_WORK TO DO:_
Please print the full listing exactly.

===== DATA LINES =====

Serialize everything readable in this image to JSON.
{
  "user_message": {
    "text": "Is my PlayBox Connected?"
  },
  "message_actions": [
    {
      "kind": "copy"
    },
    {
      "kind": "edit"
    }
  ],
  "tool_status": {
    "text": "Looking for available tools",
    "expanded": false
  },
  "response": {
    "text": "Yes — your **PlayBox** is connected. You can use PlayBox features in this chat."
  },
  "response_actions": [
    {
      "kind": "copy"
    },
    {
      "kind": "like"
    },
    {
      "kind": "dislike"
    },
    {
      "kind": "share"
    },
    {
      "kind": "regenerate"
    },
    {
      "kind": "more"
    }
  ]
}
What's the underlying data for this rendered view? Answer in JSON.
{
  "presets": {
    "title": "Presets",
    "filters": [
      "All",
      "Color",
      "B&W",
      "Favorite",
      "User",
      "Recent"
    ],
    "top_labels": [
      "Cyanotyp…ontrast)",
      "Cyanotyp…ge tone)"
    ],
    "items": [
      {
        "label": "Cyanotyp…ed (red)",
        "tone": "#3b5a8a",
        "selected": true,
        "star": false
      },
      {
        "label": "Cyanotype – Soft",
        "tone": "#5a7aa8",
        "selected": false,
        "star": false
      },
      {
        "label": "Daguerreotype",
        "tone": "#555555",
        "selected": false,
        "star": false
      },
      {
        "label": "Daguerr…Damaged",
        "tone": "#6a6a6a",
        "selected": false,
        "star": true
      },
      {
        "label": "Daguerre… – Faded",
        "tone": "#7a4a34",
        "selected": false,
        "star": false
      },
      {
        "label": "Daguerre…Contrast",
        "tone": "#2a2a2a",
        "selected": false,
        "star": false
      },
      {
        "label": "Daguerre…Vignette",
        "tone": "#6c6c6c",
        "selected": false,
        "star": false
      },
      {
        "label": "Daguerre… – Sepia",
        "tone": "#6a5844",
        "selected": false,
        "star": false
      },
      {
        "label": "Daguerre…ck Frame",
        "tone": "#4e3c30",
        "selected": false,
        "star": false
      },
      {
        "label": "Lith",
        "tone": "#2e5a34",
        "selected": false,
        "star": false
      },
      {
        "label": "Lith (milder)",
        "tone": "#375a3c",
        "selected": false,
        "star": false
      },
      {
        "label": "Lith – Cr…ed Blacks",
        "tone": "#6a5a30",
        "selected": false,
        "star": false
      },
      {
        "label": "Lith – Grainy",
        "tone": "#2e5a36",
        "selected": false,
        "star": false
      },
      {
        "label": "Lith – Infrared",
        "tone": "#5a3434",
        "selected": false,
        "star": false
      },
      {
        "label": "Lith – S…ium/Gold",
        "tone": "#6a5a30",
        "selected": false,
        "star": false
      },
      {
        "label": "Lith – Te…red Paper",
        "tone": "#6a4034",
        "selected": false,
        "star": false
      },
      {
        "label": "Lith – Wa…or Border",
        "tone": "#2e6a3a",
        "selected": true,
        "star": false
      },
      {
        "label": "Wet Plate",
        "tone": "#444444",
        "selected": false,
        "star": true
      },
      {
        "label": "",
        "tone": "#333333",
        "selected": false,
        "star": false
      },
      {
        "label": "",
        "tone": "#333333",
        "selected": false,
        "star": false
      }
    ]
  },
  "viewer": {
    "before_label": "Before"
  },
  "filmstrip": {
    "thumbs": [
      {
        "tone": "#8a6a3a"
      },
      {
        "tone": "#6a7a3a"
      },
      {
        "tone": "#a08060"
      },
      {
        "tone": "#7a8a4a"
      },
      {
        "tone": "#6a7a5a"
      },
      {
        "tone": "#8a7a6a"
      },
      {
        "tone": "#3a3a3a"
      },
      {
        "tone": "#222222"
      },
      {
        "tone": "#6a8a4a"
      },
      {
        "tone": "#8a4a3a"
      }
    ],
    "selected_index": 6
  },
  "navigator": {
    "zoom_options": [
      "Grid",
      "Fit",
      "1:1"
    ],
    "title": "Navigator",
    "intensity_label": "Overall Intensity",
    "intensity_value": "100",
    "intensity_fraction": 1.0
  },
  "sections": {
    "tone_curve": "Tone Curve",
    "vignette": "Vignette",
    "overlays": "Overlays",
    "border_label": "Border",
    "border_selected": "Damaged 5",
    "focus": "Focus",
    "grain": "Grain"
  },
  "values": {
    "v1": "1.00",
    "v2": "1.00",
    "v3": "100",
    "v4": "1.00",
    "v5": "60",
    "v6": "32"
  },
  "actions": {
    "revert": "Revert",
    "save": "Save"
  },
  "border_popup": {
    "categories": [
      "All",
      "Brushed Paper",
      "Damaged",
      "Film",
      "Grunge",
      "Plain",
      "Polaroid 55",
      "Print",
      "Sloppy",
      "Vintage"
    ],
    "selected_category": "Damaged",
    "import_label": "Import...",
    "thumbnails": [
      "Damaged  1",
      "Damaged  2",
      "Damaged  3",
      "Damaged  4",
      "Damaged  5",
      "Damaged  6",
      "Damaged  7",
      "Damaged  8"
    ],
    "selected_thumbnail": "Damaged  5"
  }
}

=====

_IN RESPONSE:_
Serialize everything readable in this image to JSON.
{
  "user_message": {
    "text": "Is my PlayBox Connected?"
  },
  "message_actions": [
    {
      "kind": "copy"
    },
    {
      "kind": "edit"
    }
  ],
  "tool_status": {
    "text": "Looking for available tools",
    "expanded": false
  },
  "response": {
    "text": "Yes — your **PlayBox** is connected. You can use PlayBox features in this chat."
  },
  "response_actions": [
    {
      "kind": "copy"
    },
    {
      "kind": "like"
    },
    {
      "kind": "dislike"
    },
    {
      "kind": "share"
    },
    {
      "kind": "regenerate"
    },
    {
      "kind": "more"
    }
  ]
}
What's the underlying data for this rendered view? Answer in JSON.
{
  "presets": {
    "title": "Presets",
    "filters": [
      "All",
      "Color",
      "B&W",
      "Favorite",
      "User",
      "Recent"
    ],
    "top_labels": [
      "Cyanotyp…ontrast)",
      "Cyanotyp…ge tone)"
    ],
    "items": [
      {
        "label": "Cyanotyp…ed (red)",
        "tone": "#3b5a8a",
        "selected": true,
        "star": false
      },
      {
        "label": "Cyanotype – Soft",
        "tone": "#5a7aa8",
        "selected": false,
        "star": false
      },
      {
        "label": "Daguerreotype",
        "tone": "#555555",
        "selected": false,
        "star": false
      },
      {
        "label": "Daguerr…Damaged",
        "tone": "#6a6a6a",
        "selected": false,
        "star": true
      },
      {
        "label": "Daguerre… – Faded",
        "tone": "#7a4a34",
        "selected": false,
        "star": false
      },
      {
        "label": "Daguerre…Contrast",
        "tone": "#2a2a2a",
        "selected": false,
        "star": false
      },
      {
        "label": "Daguerre…Vignette",
        "tone": "#6c6c6c",
        "selected": false,
        "star": false
      },
      {
        "label": "Daguerre… – Sepia",
        "tone": "#6a5844",
        "selected": false,
        "star": false
      },
      {
        "label": "Daguerre…ck Frame",
        "tone": "#4e3c30",
        "selected": false,
        "star": false
      },
      {
        "label": "Lith",
        "tone": "#2e5a34",
        "selected": false,
        "star": false
      },
      {
        "label": "Lith (milder)",
        "tone": "#375a3c",
        "selected": false,
        "star": false
      },
      {
        "label": "Lith – Cr…ed Blacks",
        "tone": "#6a5a30",
        "selected": false,
        "star": false
      },
      {
        "label": "Lith – Grainy",
        "tone": "#2e5a36",
        "selected": false,
        "star": false
      },
      {
        "label": "Lith – Infrared",
        "tone": "#5a3434",
        "selected": false,
        "star": false
      },
      {
        "label": "Lith – S…ium/Gold",
        "tone": "#6a5a30",
        "selected": false,
        "star": false
      },
      {
        "label": "Lith – Te…red Paper",
        "tone": "#6a4034",
        "selected": false,
        "star": false
      },
      {
        "label": "Lith – Wa…or Border",
        "tone": "#2e6a3a",
        "selected": true,
        "star": false
      },
      {
        "label": "Wet Plate",
        "tone": "#444444",
        "selected": false,
        "star": true
      },
      {
        "label": "",
        "tone": "#333333",
        "selected": false,
        "star": false
      },
      {
        "label": "",
        "tone": "#333333",
        "selected": false,
        "star": false
      }
    ]
  },
  "viewer": {
    "before_label": "Before"
  },
  "filmstrip": {
    "thumbs": [
      {
        "tone": "#8a6a3a"
      },
      {
        "tone": "#6a7a3a"
      },
      {
        "tone": "#a08060"
      },
      {
        "tone": "#7a8a4a"
      },
      {
        "tone": "#6a7a5a"
      },
      {
        "tone": "#8a7a6a"
      },
      {
        "tone": "#3a3a3a"
      },
      {
        "tone": "#222222"
      },
      {
        "tone": "#6a8a4a"
      },
      {
        "tone": "#8a4a3a"
      }
    ],
    "selected_index": 6
  },
  "navigator": {
    "zoom_options": [
      "Grid",
      "Fit",
      "1:1"
    ],
    "title": "Navigator",
    "intensity_label": "Overall Intensity",
    "intensity_value": "100",
    "intensity_fraction": 1.0
  },
  "sections": {
    "tone_curve": "Tone Curve",
    "vignette": "Vignette",
    "overlays": "Overlays",
    "border_label": "Border",
    "border_selected": "Damaged 5",
    "focus": "Focus",
    "grain": "Grain"
  },
  "values": {
    "v1": "1.00",
    "v2": "1.00",
    "v3": "100",
    "v4": "1.00",
    "v5": "60",
    "v6": "32"
  },
  "actions": {
    "revert": "Revert",
    "save": "Save"
  },
  "border_popup": {
    "categories": [
      "All",
      "Brushed Paper",
      "Damaged",
      "Film",
      "Grunge",
      "Plain",
      "Polaroid 55",
      "Print",
      "Sloppy",
      "Vintage"
    ],
    "selected_category": "Damaged",
    "import_label": "Import...",
    "thumbnails": [
      "Damaged  1",
      "Damaged  2",
      "Damaged  3",
      "Damaged  4",
      "Damaged  5",
      "Damaged  6",
      "Damaged  7",
      "Damaged  8"
    ],
    "selected_thumbnail": "Damaged  5"
  }
}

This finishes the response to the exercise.